AIM: Without including the pictures, copy out every line below.

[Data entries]
——————

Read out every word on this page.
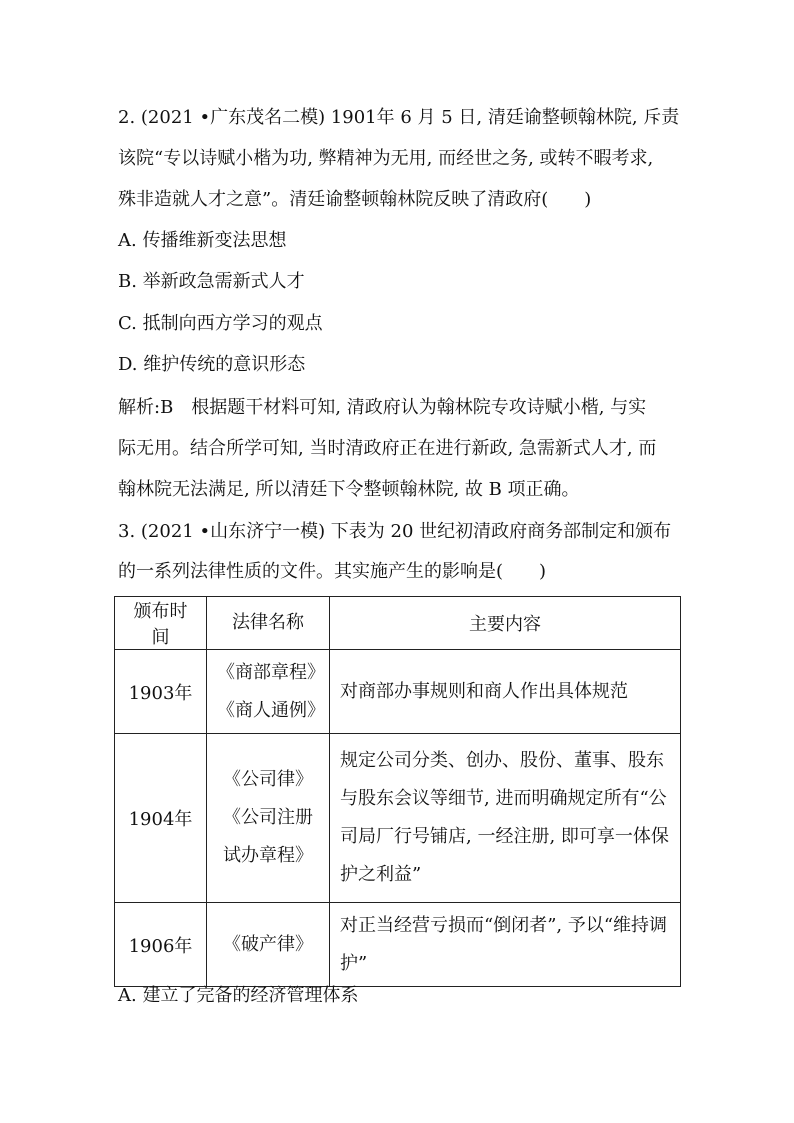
2. (2021 •广东茂名二模) 1901年 6 月 5 日, 清廷谕整顿翰林院, 斥责
该院“专以诗赋小楷为功, 弊精神为无用, 而经世之务, 或转不暇考求,
殊非造就人才之意”。清廷谕整顿翰林院反映了清政府(　　)
A. 传播维新变法思想
B. 举新政急需新式人才
C. 抵制向西方学习的观点
D. 维护传统的意识形态
解析:B　根据题干材料可知, 清政府认为翰林院专攻诗赋小楷, 与实
际无用。结合所学可知, 当时清政府正在进行新政, 急需新式人才, 而
翰林院无法满足, 所以清廷下令整顿翰林院, 故 B 项正确。
3. (2021 •山东济宁一模) 下表为 20 世纪初清政府商务部制定和颁布
的一系列法律性质的文件。其实施产生的影响是(　　)
颁布时间	法律名称	主要内容
1903年	《商部章程》
《商人通例》	对商部办事规则和商人作出具体规范
1904年	《公司律》
《公司注册
试办章程》	规定公司分类、创办、股份、董事、股东与股东会议等细节, 进而明确规定所有“公司局厂行号铺店, 一经注册, 即可享一体保护之利益”
1906年	《破产律》	对正当经营亏损而“倒闭者”, 予以“维持调护”
A. 建立了完备的经济管理体系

——————

THE COMPLETED TASK:
Read out every word on this page.
2. (2021 •广东茂名二模) 1901年 6 月 5 日, 清廷谕整顿翰林院, 斥责
该院“专以诗赋小楷为功, 弊精神为无用, 而经世之务, 或转不暇考求,
殊非造就人才之意”。清廷谕整顿翰林院反映了清政府(　　)
A. 传播维新变法思想
B. 举新政急需新式人才
C. 抵制向西方学习的观点
D. 维护传统的意识形态
解析:B　根据题干材料可知, 清政府认为翰林院专攻诗赋小楷, 与实
际无用。结合所学可知, 当时清政府正在进行新政, 急需新式人才, 而
翰林院无法满足, 所以清廷下令整顿翰林院, 故 B 项正确。
3. (2021 •山东济宁一模) 下表为 20 世纪初清政府商务部制定和颁布
的一系列法律性质的文件。其实施产生的影响是(　　)
颁布时间	法律名称	主要内容
1903年	《商部章程》
《商人通例》	对商部办事规则和商人作出具体规范
1904年	《公司律》
《公司注册
试办章程》	规定公司分类、创办、股份、董事、股东与股东会议等细节, 进而明确规定所有“公司局厂行号铺店, 一经注册, 即可享一体保护之利益”
1906年	《破产律》	对正当经营亏损而“倒闭者”, 予以“维持调护”
A. 建立了完备的经济管理体系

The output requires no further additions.